Task to carry out: The material below should be written out in full and exactly; pictures stay out of the copy.

--- Working data ---

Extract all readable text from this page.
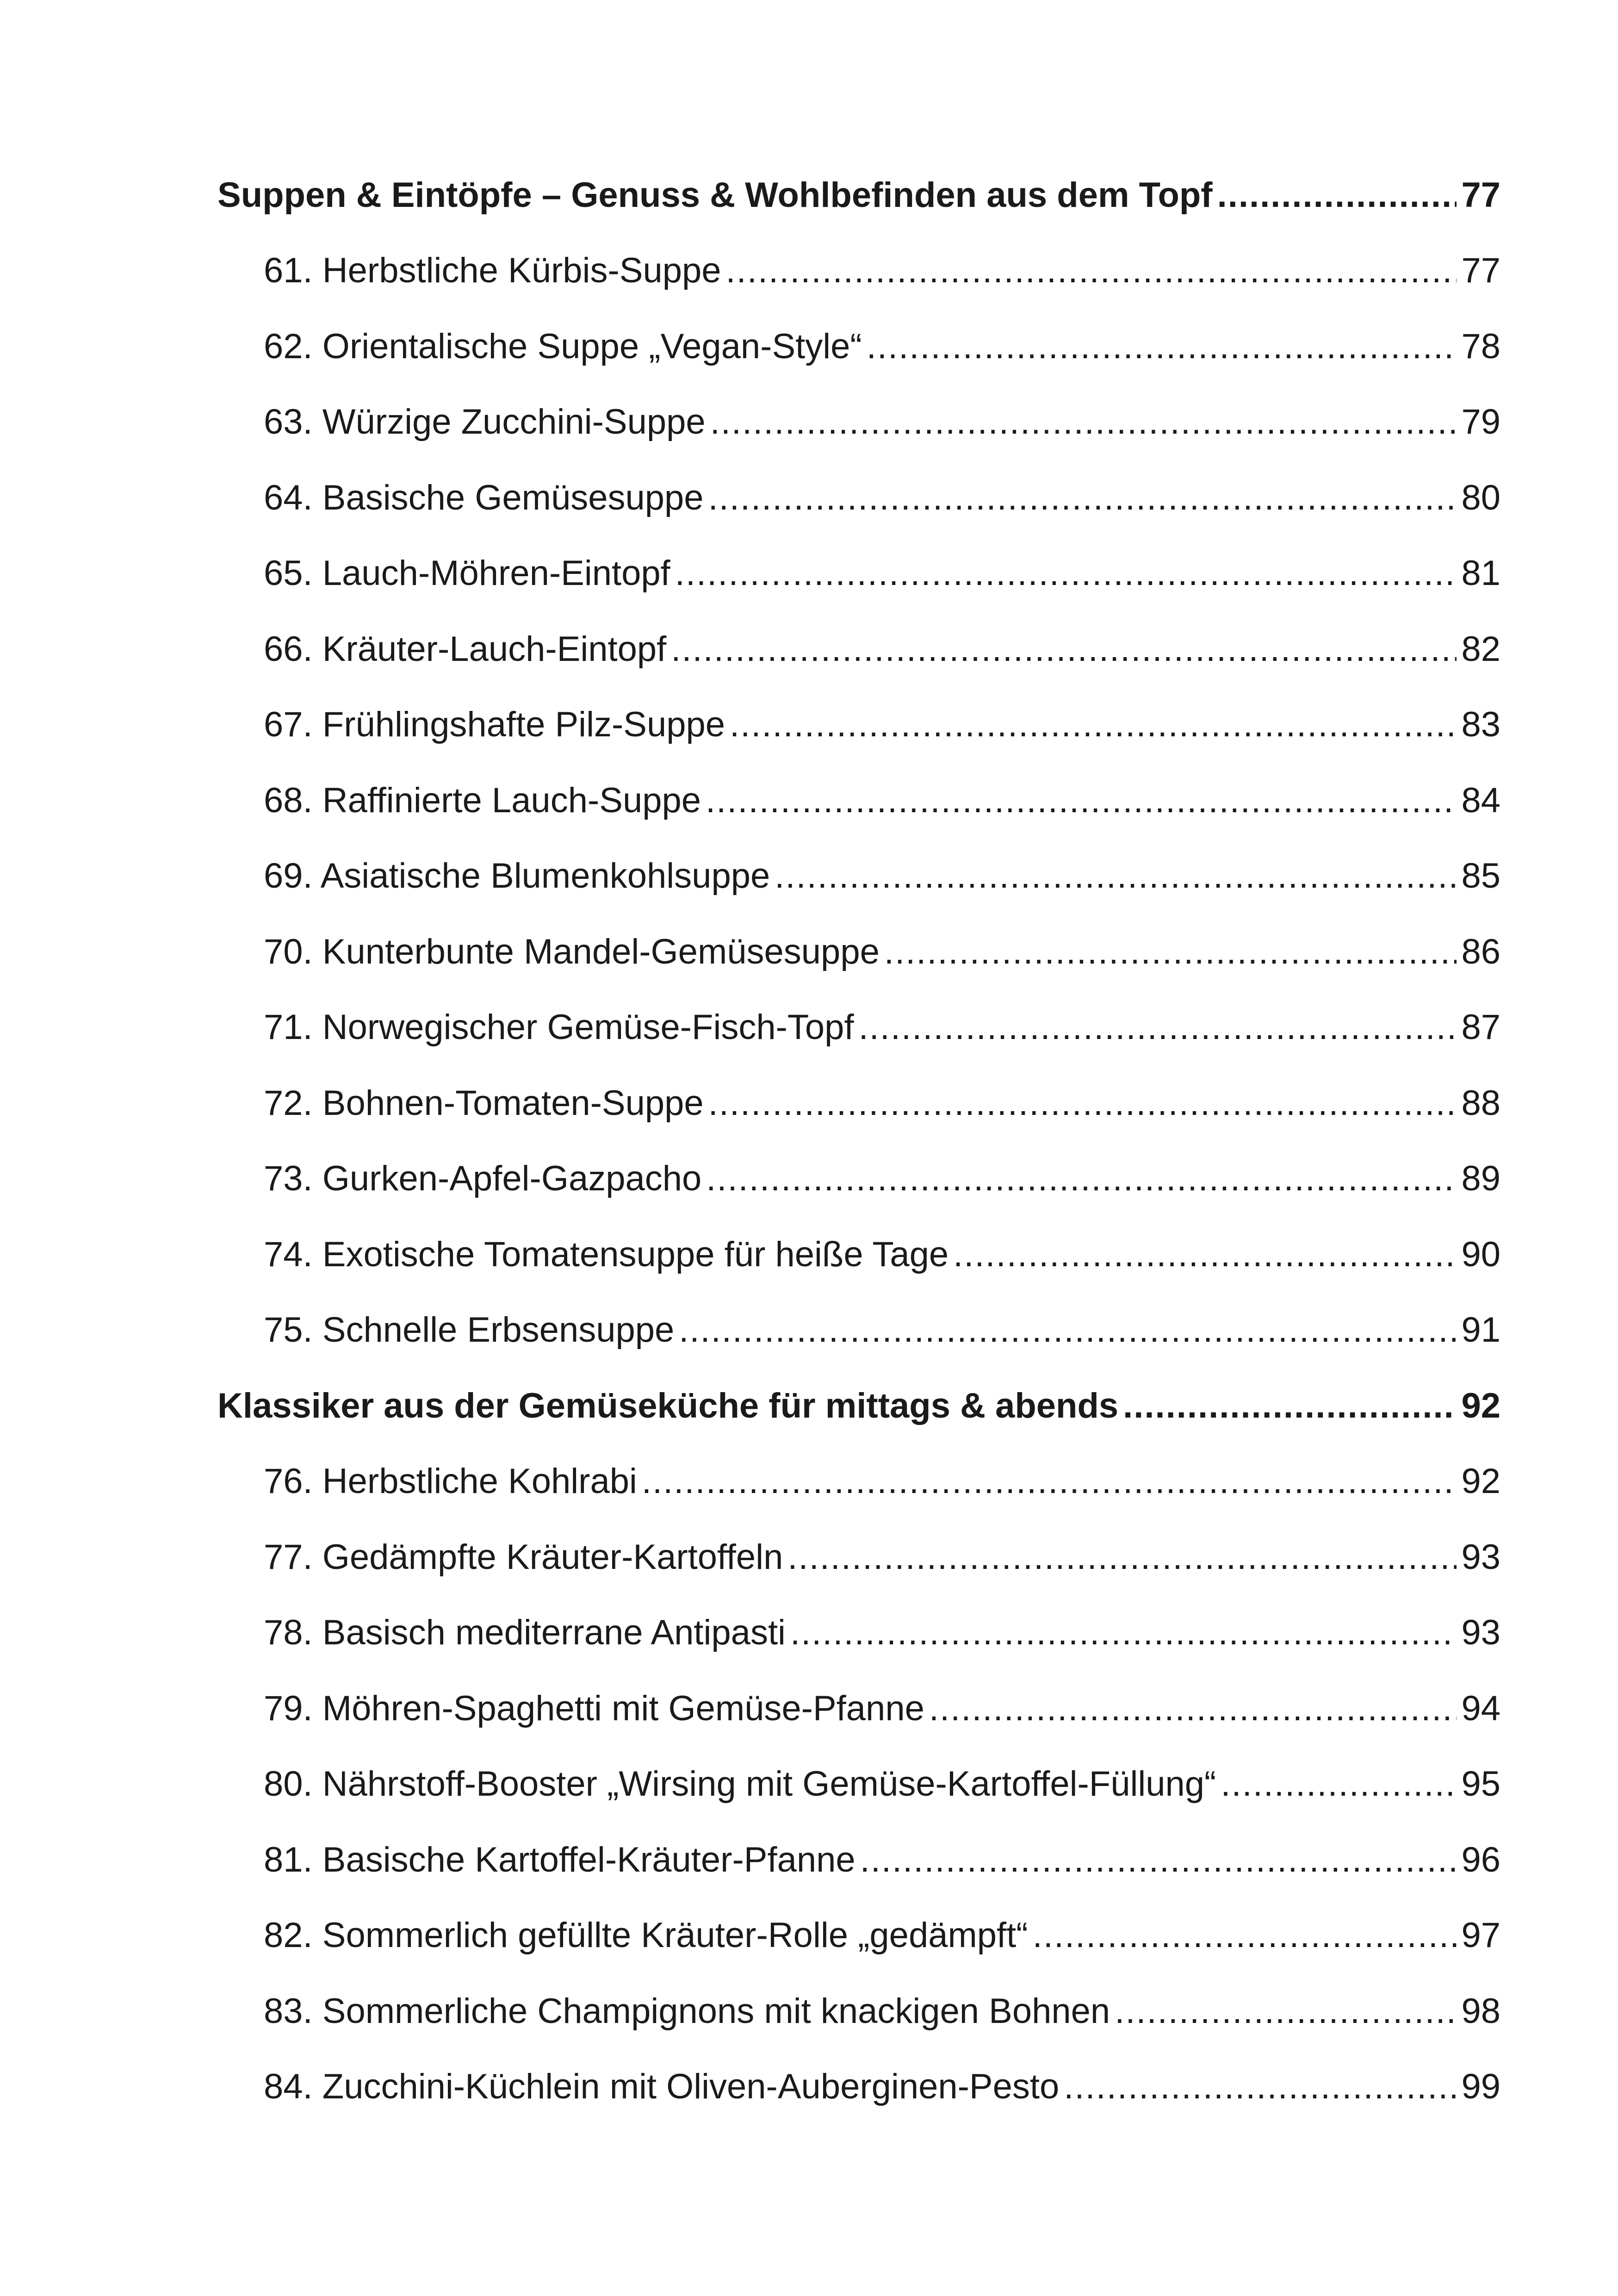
Suppen & Eintöpfe – Genuss & Wohlbefinden aus dem Topf .....	77
61. Herbstliche Kürbis-Suppe .....	77
62. Orientalische Suppe „Vegan-Style“ .....	78
63. Würzige Zucchini-Suppe .....	79
64. Basische Gemüsesuppe .....	80
65. Lauch-Möhren-Eintopf .....	81
66. Kräuter-Lauch-Eintopf .....	82
67. Frühlingshafte Pilz-Suppe .....	83
68. Raffinierte Lauch-Suppe .....	84
69. Asiatische Blumenkohlsuppe .....	85
70. Kunterbunte Mandel-Gemüsesuppe .....	86
71. Norwegischer Gemüse-Fisch-Topf .....	87
72. Bohnen-Tomaten-Suppe .....	88
73. Gurken-Apfel-Gazpacho .....	89
74. Exotische Tomatensuppe für heiße Tage .....	90
75. Schnelle Erbsensuppe .....	91
Klassiker aus der Gemüseküche für mittags & abends .....	92
76. Herbstliche Kohlrabi .....	92
77. Gedämpfte Kräuter-Kartoffeln .....	93
78. Basisch mediterrane Antipasti .....	93
79. Möhren-Spaghetti mit Gemüse-Pfanne .....	94
80. Nährstoff-Booster „Wirsing mit Gemüse-Kartoffel-Füllung“ .....	95
81. Basische Kartoffel-Kräuter-Pfanne .....	96
82. Sommerlich gefüllte Kräuter-Rolle „gedämpft“ .....	97
83. Sommerliche Champignons mit knackigen Bohnen .....	98
84. Zucchini-Küchlein mit Oliven-Auberginen-Pesto .....	99
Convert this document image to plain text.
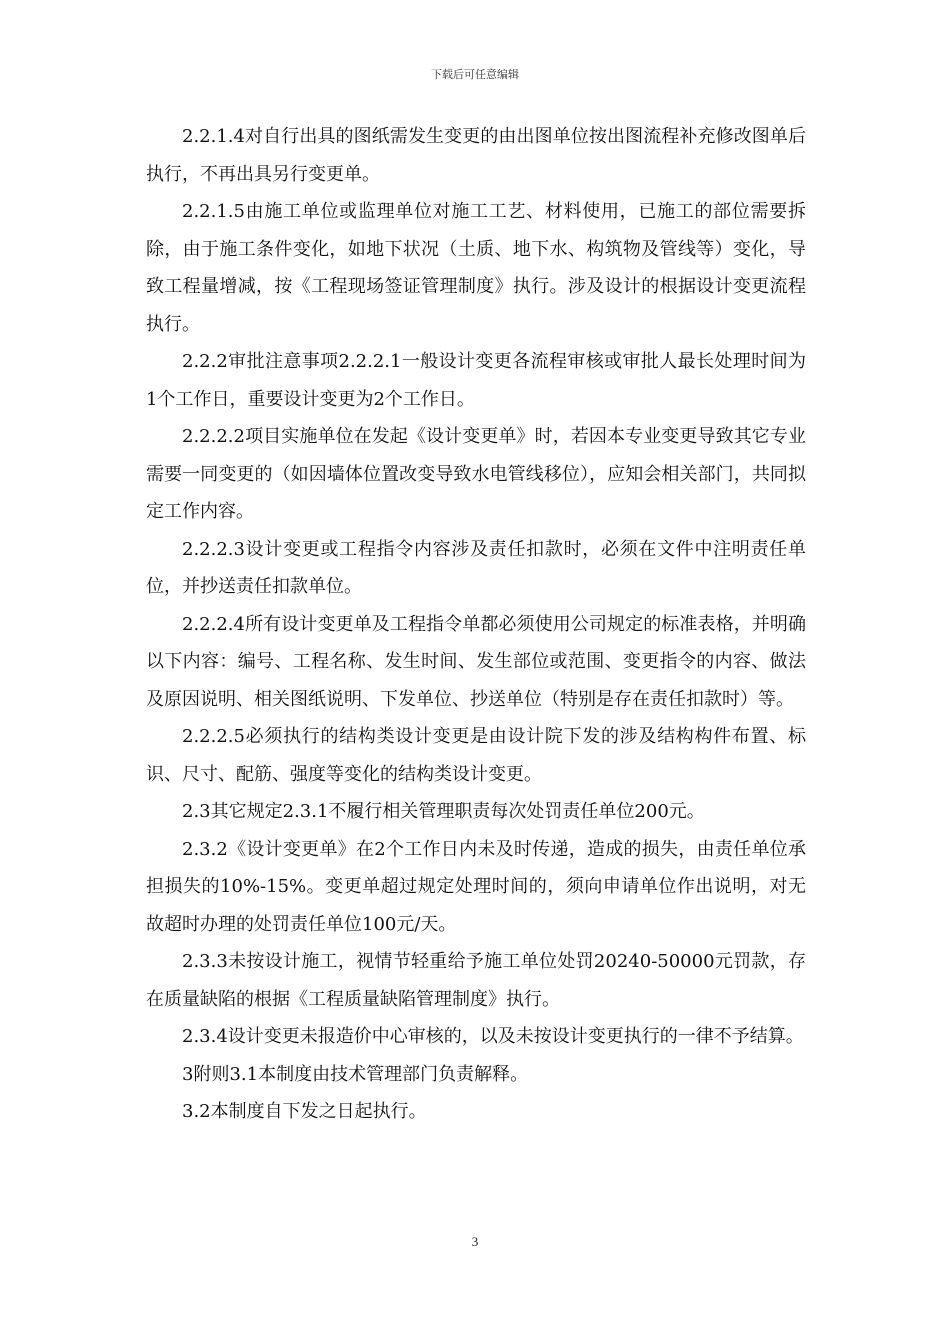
下载后可任意编辑

2.2.1.4对自行出具的图纸需发生变更的由出图单位按出图流程补充修改图单后执行，不再出具另行变更单。

2.2.1.5由施工单位或监理单位对施工工艺、材料使用，已施工的部位需要拆除，由于施工条件变化，如地下状况（土质、地下水、构筑物及管线等）变化，导致工程量增减，按《工程现场签证管理制度》执行。涉及设计的根据设计变更流程执行。

2.2.2审批注意事项2.2.2.1一般设计变更各流程审核或审批人最长处理时间为1个工作日，重要设计变更为2个工作日。

2.2.2.2项目实施单位在发起《设计变更单》时，若因本专业变更导致其它专业需要一同变更的（如因墙体位置改变导致水电管线移位），应知会相关部门，共同拟定工作内容。

2.2.2.3设计变更或工程指令内容涉及责任扣款时，必须在文件中注明责任单位，并抄送责任扣款单位。

2.2.2.4所有设计变更单及工程指令单都必须使用公司规定的标准表格，并明确以下内容：编号、工程名称、发生时间、发生部位或范围、变更指令的内容、做法及原因说明、相关图纸说明、下发单位、抄送单位（特别是存在责任扣款时）等。

2.2.2.5必须执行的结构类设计变更是由设计院下发的涉及结构构件布置、标识、尺寸、配筋、强度等变化的结构类设计变更。

2.3其它规定2.3.1不履行相关管理职责每次处罚责任单位200元。

2.3.2《设计变更单》在2个工作日内未及时传递，造成的损失，由责任单位承担损失的10%-15%。变更单超过规定处理时间的，须向申请单位作出说明，对无故超时办理的处罚责任单位100元/天。

2.3.3未按设计施工，视情节轻重给予施工单位处罚20240-50000元罚款，存在质量缺陷的根据《工程质量缺陷管理制度》执行。

2.3.4设计变更未报造价中心审核的，以及未按设计变更执行的一律不予结算。

3附则3.1本制度由技术管理部门负责解释。

3.2本制度自下发之日起执行。

3
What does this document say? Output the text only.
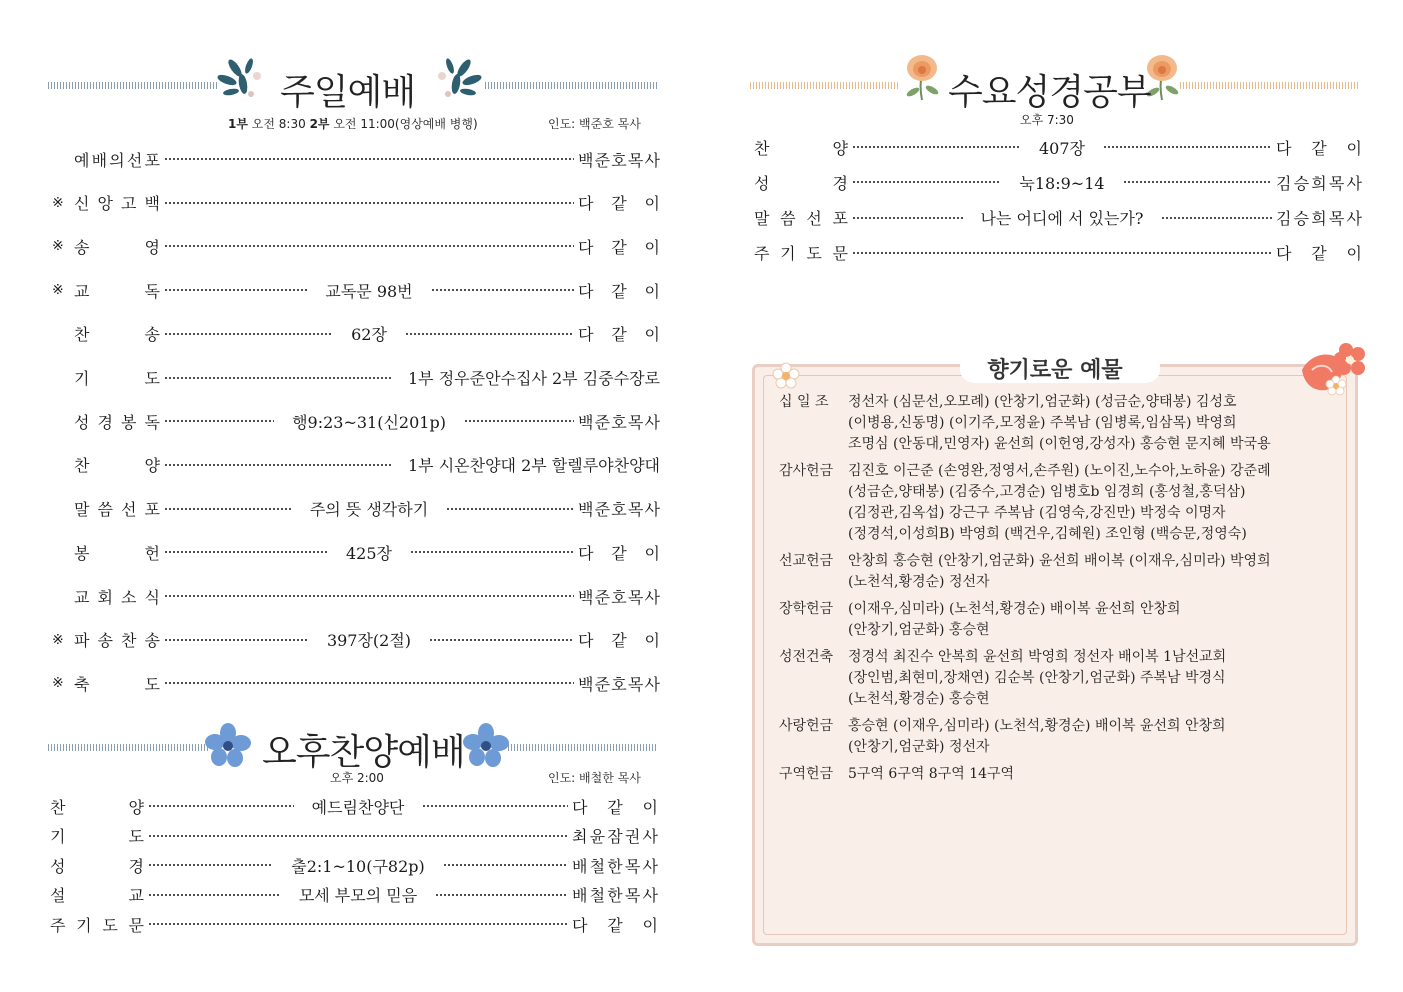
주일예배
1부 오전 8:30 2부 오전 11:00(영상예배 병행)	인도: 백준호 목사
예 배 의 선 포	백 준 호 목 사
※ 신 앙 고 백	다 같 이
※ 송	영	다 같 이
※ 교	독	교독문 98번	다 같 이
찬	송	62장	다 같 이
기	도	1부 정우준안수집사 2부 김중수장로
성 경 봉 독	행9:23~31(신201p)	백 준 호 목 사
찬	양	1부 시온찬양대 2부 할렐루야찬양대
말 씀 선 포	주의 뜻 생각하기	백 준 호 목 사
봉	헌	425장	다 같 이
교 회 소 식	백 준 호 목 사
※ 파 송 찬 송	397장(2절)	다 같 이
※ 축	도	백 준 호 목 사
오후찬양예배
오후 2:00	인도: 배철한 목사
찬	양	예드림찬양단	다 같 이
기	도	최 윤 잠 권 사
성	경	출2:1~10(구82p)	배 철 한 목 사
설	교	모세 부모의 믿음	배 철 한 목 사
주 기 도 문	다 같 이
수요성경공부
오후 7:30
찬	양	407장	다 같 이
성	경	눅18:9~14	김 승 희 목 사
말 씀 선 포	나는 어디에 서 있는가?	김 승 희 목 사
주 기 도 문	다 같 이
향기로운 예물
십 일 조 정선자 (심문선,오모례) (안창기,엄군화) (성금순,양태봉) 김성호
(이병용,신동명) (이기주,모정윤) 주복남 (임병록,임삼목) 박영희
조명심 (안동대,민영자) 윤선희 (이헌영,강성자) 홍승현 문지혜 박국용
감사헌금 김진호 이근준 (손영완,정영서,손주원) (노이진,노수아,노하윤) 강준례
(성금순,양태봉) (김중수,고경순) 임병호b 임경희 (홍성철,홍덕삼)
(김정관,김옥섭) 강근구 주복남 (김영숙,강진만) 박정숙 이명자
(정경석,이성희B) 박영희 (백건우,김혜원) 조인형 (백승문,정영숙)
선교헌금 안창희 홍승현 (안창기,엄군화) 윤선희 배이복 (이재우,심미라) 박영희
(노천석,황경순) 정선자
장학헌금 (이재우,심미라) (노천석,황경순) 배이복 윤선희 안창희
(안창기,엄군화) 홍승현
성전건축 정경석 최진수 안복희 윤선희 박영희 정선자 배이복 1남선교회
(장인범,최현미,장채연) 김순복 (안창기,엄군화) 주복남 박경식
(노천석,황경순) 홍승현
사랑헌금 홍승현 (이재우,심미라) (노천석,황경순) 배이복 윤선희 안창희
(안창기,엄군화) 정선자
구역헌금 5구역 6구역 8구역 14구역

---

Solution for this task:
Extract all readable text from this page.
Suppen & Eintöpfe – Genuss & Wohlbefinden aus dem Topf .....	77
61. Herbstliche Kürbis-Suppe .....	77
62. Orientalische Suppe „Vegan-Style“ .....	78
63. Würzige Zucchini-Suppe .....	79
64. Basische Gemüsesuppe .....	80
65. Lauch-Möhren-Eintopf .....	81
66. Kräuter-Lauch-Eintopf .....	82
67. Frühlingshafte Pilz-Suppe .....	83
68. Raffinierte Lauch-Suppe .....	84
69. Asiatische Blumenkohlsuppe .....	85
70. Kunterbunte Mandel-Gemüsesuppe .....	86
71. Norwegischer Gemüse-Fisch-Topf .....	87
72. Bohnen-Tomaten-Suppe .....	88
73. Gurken-Apfel-Gazpacho .....	89
74. Exotische Tomatensuppe für heiße Tage .....	90
75. Schnelle Erbsensuppe .....	91
Klassiker aus der Gemüseküche für mittags & abends .....	92
76. Herbstliche Kohlrabi .....	92
77. Gedämpfte Kräuter-Kartoffeln .....	93
78. Basisch mediterrane Antipasti .....	93
79. Möhren-Spaghetti mit Gemüse-Pfanne .....	94
80. Nährstoff-Booster „Wirsing mit Gemüse-Kartoffel-Füllung“ .....	95
81. Basische Kartoffel-Kräuter-Pfanne .....	96
82. Sommerlich gefüllte Kräuter-Rolle „gedämpft“ .....	97
83. Sommerliche Champignons mit knackigen Bohnen .....	98
84. Zucchini-Küchlein mit Oliven-Auberginen-Pesto .....	99
Convert this document image to plain text.
下载后可任意编辑

2.2.1.4对自行出具的图纸需发生变更的由出图单位按出图流程补充修改图单后执行，不再出具另行变更单。

2.2.1.5由施工单位或监理单位对施工工艺、材料使用，已施工的部位需要拆除，由于施工条件变化，如地下状况（土质、地下水、构筑物及管线等）变化，导致工程量增减，按《工程现场签证管理制度》执行。涉及设计的根据设计变更流程执行。

2.2.2审批注意事项2.2.2.1一般设计变更各流程审核或审批人最长处理时间为1个工作日，重要设计变更为2个工作日。

2.2.2.2项目实施单位在发起《设计变更单》时，若因本专业变更导致其它专业需要一同变更的（如因墙体位置改变导致水电管线移位），应知会相关部门，共同拟定工作内容。

2.2.2.3设计变更或工程指令内容涉及责任扣款时，必须在文件中注明责任单位，并抄送责任扣款单位。

2.2.2.4所有设计变更单及工程指令单都必须使用公司规定的标准表格，并明确以下内容：编号、工程名称、发生时间、发生部位或范围、变更指令的内容、做法及原因说明、相关图纸说明、下发单位、抄送单位（特别是存在责任扣款时）等。

2.2.2.5必须执行的结构类设计变更是由设计院下发的涉及结构构件布置、标识、尺寸、配筋、强度等变化的结构类设计变更。

2.3其它规定2.3.1不履行相关管理职责每次处罚责任单位200元。

2.3.2《设计变更单》在2个工作日内未及时传递，造成的损失，由责任单位承担损失的10%-15%。变更单超过规定处理时间的，须向申请单位作出说明，对无故超时办理的处罚责任单位100元/天。

2.3.3未按设计施工，视情节轻重给予施工单位处罚20240-50000元罚款，存在质量缺陷的根据《工程质量缺陷管理制度》执行。

2.3.4设计变更未报造价中心审核的，以及未按设计变更执行的一律不予结算。

3附则3.1本制度由技术管理部门负责解释。

3.2本制度自下发之日起执行。

3
What does this document say? Output the text only.
주일예배
1부 오전 8:30 2부 오전 11:00(영상예배 병행)	인도: 백준호 목사
예 배 의 선 포	백 준 호 목 사
※ 신 앙 고 백	다 같 이
※ 송	영	다 같 이
※ 교	독	교독문 98번	다 같 이
찬	송	62장	다 같 이
기	도	1부 정우준안수집사 2부 김중수장로
성 경 봉 독	행9:23~31(신201p)	백 준 호 목 사
찬	양	1부 시온찬양대 2부 할렐루야찬양대
말 씀 선 포	주의 뜻 생각하기	백 준 호 목 사
봉	헌	425장	다 같 이
교 회 소 식	백 준 호 목 사
※ 파 송 찬 송	397장(2절)	다 같 이
※ 축	도	백 준 호 목 사
오후찬양예배
오후 2:00	인도: 배철한 목사
찬	양	예드림찬양단	다 같 이
기	도	최 윤 잠 권 사
성	경	출2:1~10(구82p)	배 철 한 목 사
설	교	모세 부모의 믿음	배 철 한 목 사
주 기 도 문	다 같 이
수요성경공부
오후 7:30
찬	양	407장	다 같 이
성	경	눅18:9~14	김 승 희 목 사
말 씀 선 포	나는 어디에 서 있는가?	김 승 희 목 사
주 기 도 문	다 같 이
향기로운 예물
십 일 조 정선자 (심문선,오모례) (안창기,엄군화) (성금순,양태봉) 김성호
(이병용,신동명) (이기주,모정윤) 주복남 (임병록,임삼목) 박영희
조명심 (안동대,민영자) 윤선희 (이헌영,강성자) 홍승현 문지혜 박국용
감사헌금 김진호 이근준 (손영완,정영서,손주원) (노이진,노수아,노하윤) 강준례
(성금순,양태봉) (김중수,고경순) 임병호b 임경희 (홍성철,홍덕삼)
(김정관,김옥섭) 강근구 주복남 (김영숙,강진만) 박정숙 이명자
(정경석,이성희B) 박영희 (백건우,김혜원) 조인형 (백승문,정영숙)
선교헌금 안창희 홍승현 (안창기,엄군화) 윤선희 배이복 (이재우,심미라) 박영희
(노천석,황경순) 정선자
장학헌금 (이재우,심미라) (노천석,황경순) 배이복 윤선희 안창희
(안창기,엄군화) 홍승현
성전건축 정경석 최진수 안복희 윤선희 박영희 정선자 배이복 1남선교회
(장인범,최현미,장채연) 김순복 (안창기,엄군화) 주복남 박경식
(노천석,황경순) 홍승현
사랑헌금 홍승현 (이재우,심미라) (노천석,황경순) 배이복 윤선희 안창희
(안창기,엄군화) 정선자
구역헌금 5구역 6구역 8구역 14구역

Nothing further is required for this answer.